### Required task
Copy out each line exactly; pictures stay out of the copy.

### Extracted material
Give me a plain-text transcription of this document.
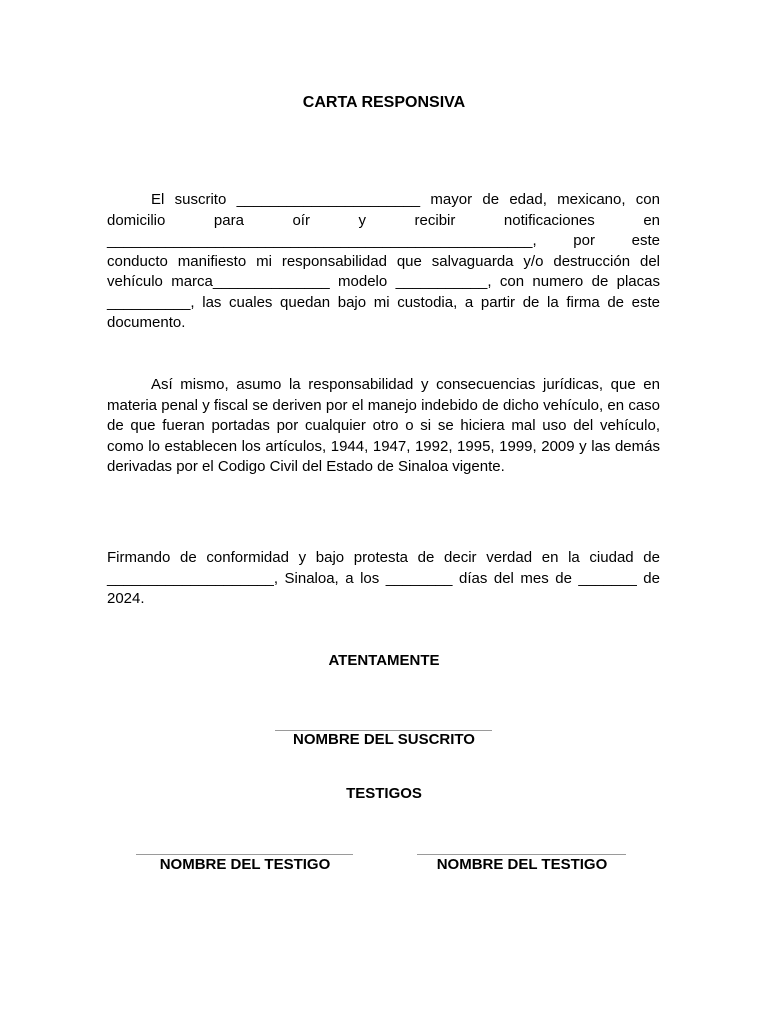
CARTA RESPONSIVA

El suscrito ______________________ mayor de edad, mexicano, con domicilio para oír y recibir notificaciones en ___________________________________________________, por este conducto manifiesto mi responsabilidad que salvaguarda y/o destrucción del vehículo marca______________ modelo ___________, con numero de placas __________, las cuales quedan bajo mi custodia, a partir de la firma de este documento.

Así mismo, asumo la responsabilidad y consecuencias jurídicas, que en materia penal y fiscal se deriven por el manejo indebido de dicho vehículo, en caso de que fueran portadas por cualquier otro o si se hiciera mal uso del vehículo, como lo establecen los artículos, 1944, 1947, 1992, 1995, 1999, 2009 y las demás derivadas por el Codigo Civil del Estado de Sinaloa vigente.

Firmando de conformidad y bajo protesta de decir verdad en la ciudad de ____________________, Sinaloa, a los ________ días del mes de _______ de 2024.

ATENTAMENTE

NOMBRE DEL SUSCRITO

TESTIGOS

NOMBRE DEL TESTIGO	NOMBRE DEL TESTIGO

### Solution to the problem
Give me a plain-text transcription of this document.
CARTA RESPONSIVA

El suscrito ______________________ mayor de edad, mexicano, con domicilio para oír y recibir notificaciones en ___________________________________________________, por este conducto manifiesto mi responsabilidad que salvaguarda y/o destrucción del vehículo marca______________ modelo ___________, con numero de placas __________, las cuales quedan bajo mi custodia, a partir de la firma de este documento.

Así mismo, asumo la responsabilidad y consecuencias jurídicas, que en materia penal y fiscal se deriven por el manejo indebido de dicho vehículo, en caso de que fueran portadas por cualquier otro o si se hiciera mal uso del vehículo, como lo establecen los artículos, 1944, 1947, 1992, 1995, 1999, 2009 y las demás derivadas por el Codigo Civil del Estado de Sinaloa vigente.

Firmando de conformidad y bajo protesta de decir verdad en la ciudad de ____________________, Sinaloa, a los ________ días del mes de _______ de 2024.

ATENTAMENTE

NOMBRE DEL SUSCRITO

TESTIGOS

NOMBRE DEL TESTIGO	NOMBRE DEL TESTIGO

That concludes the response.